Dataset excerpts
--

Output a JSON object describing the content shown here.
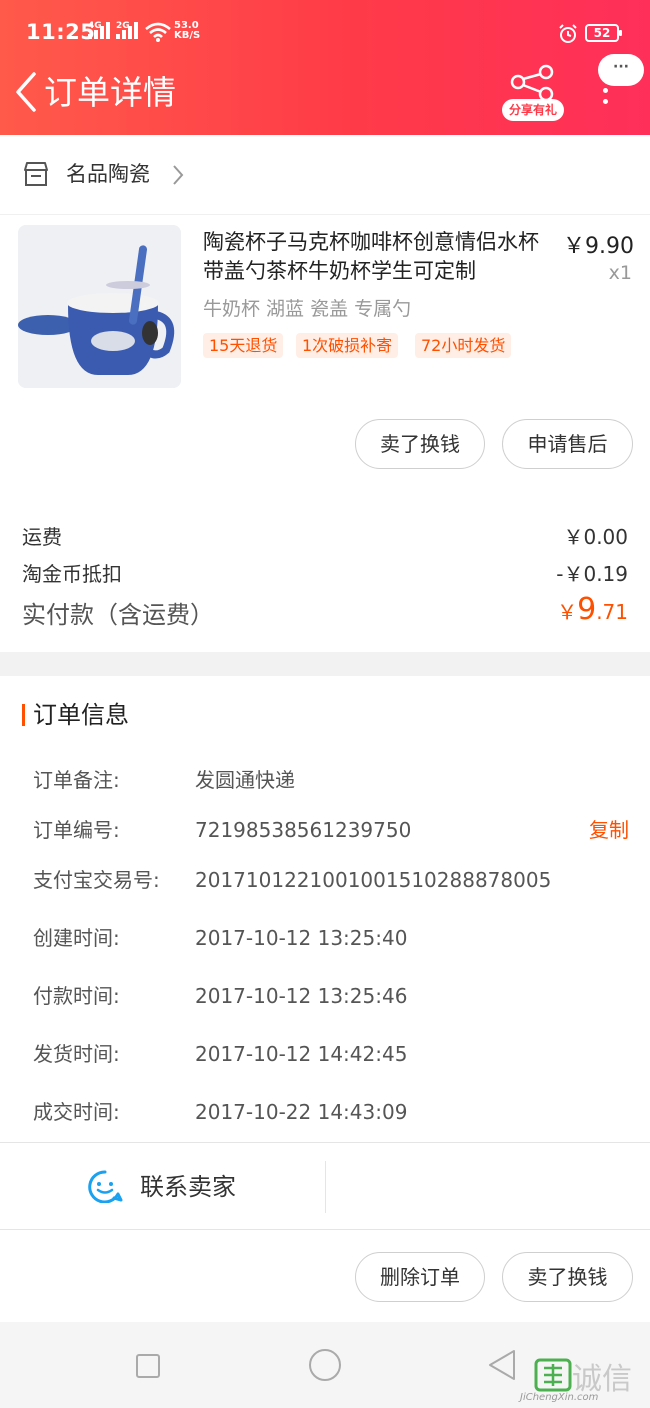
{
  "status_bar": {
    "time": "11:25",
    "net_1": "4G",
    "net_2": "2G",
    "speed_value": "53.0",
    "speed_unit": "KB/S",
    "battery": "52"
  },
  "header": {
    "title": "订单详情",
    "share_label": "分享有礼",
    "more_bubble": "···"
  },
  "shop": {
    "name": "名品陶瓷"
  },
  "product": {
    "title": "陶瓷杯子马克杯咖啡杯创意情侣水杯带盖勺茶杯牛奶杯学生可定制",
    "price": "￥9.90",
    "quantity": "x1",
    "spec": "牛奶杯 湖蓝 瓷盖 专属勺",
    "tags": [
      "15天退货",
      "1次破损补寄",
      "72小时发货"
    ],
    "sell_button": "卖了换钱",
    "after_sale_button": "申请售后"
  },
  "fees": {
    "shipping_label": "运费",
    "shipping_value": "￥0.00",
    "coin_label": "淘金币抵扣",
    "coin_value": "-￥0.19",
    "paid_label": "实付款（含运费）",
    "paid_currency": "￥",
    "paid_int": "9",
    "paid_dec": ".71"
  },
  "order_info": {
    "title": "订单信息",
    "rows": [
      {
        "label": "订单备注:",
        "value": "发圆通快递"
      },
      {
        "label": "订单编号:",
        "value": "72198538561239750"
      },
      {
        "label": "支付宝交易号:",
        "value": "2017101221001001510288878005"
      },
      {
        "label": "创建时间:",
        "value": "2017-10-12 13:25:40"
      },
      {
        "label": "付款时间:",
        "value": "2017-10-12 13:25:46"
      },
      {
        "label": "发货时间:",
        "value": "2017-10-12 14:42:45"
      },
      {
        "label": "成交时间:",
        "value": "2017-10-22 14:43:09"
      }
    ],
    "copy_label": "复制"
  },
  "contact": {
    "label": "联系卖家"
  },
  "bottom_actions": {
    "delete_label": "删除订单",
    "sell_label": "卖了换钱"
  },
  "watermark": {
    "text": "诚信",
    "domain": "JiChengXin.com"
  },
  "colors": {
    "header_start": "#ff5a4a",
    "header_end": "#ff2f5a",
    "accent": "#ff5000"
  }
}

--

Extract from the material all lines containing the string "title".

= CORRECT ANSWER =
    "title": "订单详情",
    "title": "陶瓷杯子马克杯咖啡杯创意情侣水杯带盖勺茶杯牛奶杯学生可定制",
    "title": "订单信息",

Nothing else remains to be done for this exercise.